[Start]
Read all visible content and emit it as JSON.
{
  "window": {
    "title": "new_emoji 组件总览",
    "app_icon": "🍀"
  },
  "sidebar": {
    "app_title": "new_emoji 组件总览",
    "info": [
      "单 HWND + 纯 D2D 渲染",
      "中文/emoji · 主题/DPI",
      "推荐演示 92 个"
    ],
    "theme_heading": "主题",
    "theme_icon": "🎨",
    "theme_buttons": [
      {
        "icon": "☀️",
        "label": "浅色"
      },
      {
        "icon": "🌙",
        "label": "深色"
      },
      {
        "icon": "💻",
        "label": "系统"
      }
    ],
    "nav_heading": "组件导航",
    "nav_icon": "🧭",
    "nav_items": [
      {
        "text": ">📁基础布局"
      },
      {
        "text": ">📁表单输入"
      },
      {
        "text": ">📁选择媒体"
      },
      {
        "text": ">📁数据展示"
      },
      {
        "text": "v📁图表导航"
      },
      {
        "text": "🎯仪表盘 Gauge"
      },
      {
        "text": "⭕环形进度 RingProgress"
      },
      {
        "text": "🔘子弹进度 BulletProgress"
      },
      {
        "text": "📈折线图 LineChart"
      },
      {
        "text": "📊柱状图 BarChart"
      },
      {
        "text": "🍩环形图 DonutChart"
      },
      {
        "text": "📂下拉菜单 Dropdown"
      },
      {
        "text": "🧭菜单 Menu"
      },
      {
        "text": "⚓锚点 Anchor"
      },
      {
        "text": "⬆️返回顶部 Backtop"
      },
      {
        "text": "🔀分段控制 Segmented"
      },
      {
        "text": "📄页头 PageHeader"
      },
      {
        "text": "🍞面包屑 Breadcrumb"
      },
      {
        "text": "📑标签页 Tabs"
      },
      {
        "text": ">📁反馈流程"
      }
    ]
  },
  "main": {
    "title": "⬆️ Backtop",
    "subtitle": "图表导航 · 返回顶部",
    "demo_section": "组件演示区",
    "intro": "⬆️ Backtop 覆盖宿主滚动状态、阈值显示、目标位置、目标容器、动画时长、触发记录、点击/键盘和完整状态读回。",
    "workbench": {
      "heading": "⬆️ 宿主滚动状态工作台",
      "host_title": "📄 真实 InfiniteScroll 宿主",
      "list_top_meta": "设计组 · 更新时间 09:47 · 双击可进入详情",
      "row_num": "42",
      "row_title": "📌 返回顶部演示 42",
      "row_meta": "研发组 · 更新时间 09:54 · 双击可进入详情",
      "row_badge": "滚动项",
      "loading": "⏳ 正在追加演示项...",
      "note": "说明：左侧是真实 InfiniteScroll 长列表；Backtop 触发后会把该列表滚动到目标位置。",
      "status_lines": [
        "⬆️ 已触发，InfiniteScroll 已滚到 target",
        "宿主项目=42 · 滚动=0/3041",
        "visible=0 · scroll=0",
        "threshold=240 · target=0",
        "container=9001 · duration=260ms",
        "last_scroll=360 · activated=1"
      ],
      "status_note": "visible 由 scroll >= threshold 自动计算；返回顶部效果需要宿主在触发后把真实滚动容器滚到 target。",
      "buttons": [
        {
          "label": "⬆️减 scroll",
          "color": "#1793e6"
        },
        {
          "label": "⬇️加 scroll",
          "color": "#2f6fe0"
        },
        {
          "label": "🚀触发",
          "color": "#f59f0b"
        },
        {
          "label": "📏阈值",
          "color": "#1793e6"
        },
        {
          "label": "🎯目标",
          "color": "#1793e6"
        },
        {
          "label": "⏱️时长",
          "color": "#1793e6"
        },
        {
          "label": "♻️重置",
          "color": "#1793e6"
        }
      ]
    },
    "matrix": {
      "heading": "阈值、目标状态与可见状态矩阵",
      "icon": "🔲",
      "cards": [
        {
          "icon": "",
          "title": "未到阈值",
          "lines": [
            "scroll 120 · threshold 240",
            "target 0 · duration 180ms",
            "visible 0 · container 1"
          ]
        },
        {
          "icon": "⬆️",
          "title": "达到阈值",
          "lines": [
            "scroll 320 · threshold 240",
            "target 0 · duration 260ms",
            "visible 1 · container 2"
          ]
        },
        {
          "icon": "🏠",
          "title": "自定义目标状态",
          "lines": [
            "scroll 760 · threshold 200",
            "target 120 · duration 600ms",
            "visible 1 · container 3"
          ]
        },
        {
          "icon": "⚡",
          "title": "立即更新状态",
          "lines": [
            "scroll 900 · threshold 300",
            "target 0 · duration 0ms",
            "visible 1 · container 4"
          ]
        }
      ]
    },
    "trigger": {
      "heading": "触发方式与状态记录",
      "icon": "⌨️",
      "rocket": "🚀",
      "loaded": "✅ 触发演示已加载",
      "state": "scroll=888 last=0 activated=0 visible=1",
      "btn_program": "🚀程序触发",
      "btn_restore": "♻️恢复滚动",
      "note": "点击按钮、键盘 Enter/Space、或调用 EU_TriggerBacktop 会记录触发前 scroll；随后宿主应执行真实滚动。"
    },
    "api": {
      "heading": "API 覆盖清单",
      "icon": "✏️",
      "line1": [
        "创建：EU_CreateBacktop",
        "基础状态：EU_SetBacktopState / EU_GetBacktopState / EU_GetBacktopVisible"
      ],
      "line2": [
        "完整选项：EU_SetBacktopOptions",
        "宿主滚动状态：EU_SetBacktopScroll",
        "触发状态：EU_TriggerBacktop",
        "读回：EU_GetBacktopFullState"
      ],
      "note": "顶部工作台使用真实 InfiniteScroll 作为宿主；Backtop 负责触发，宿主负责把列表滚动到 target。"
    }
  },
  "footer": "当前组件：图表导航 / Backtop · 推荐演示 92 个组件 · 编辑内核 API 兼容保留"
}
[End]
Exercise brief: Reproduce each line of the entries in which the word "container" is found.

Solution for this task:
        "container=9001 · duration=260ms",
            "visible 0 · container 1"
            "visible 1 · container 2"
            "visible 1 · container 3"
            "visible 1 · container 4"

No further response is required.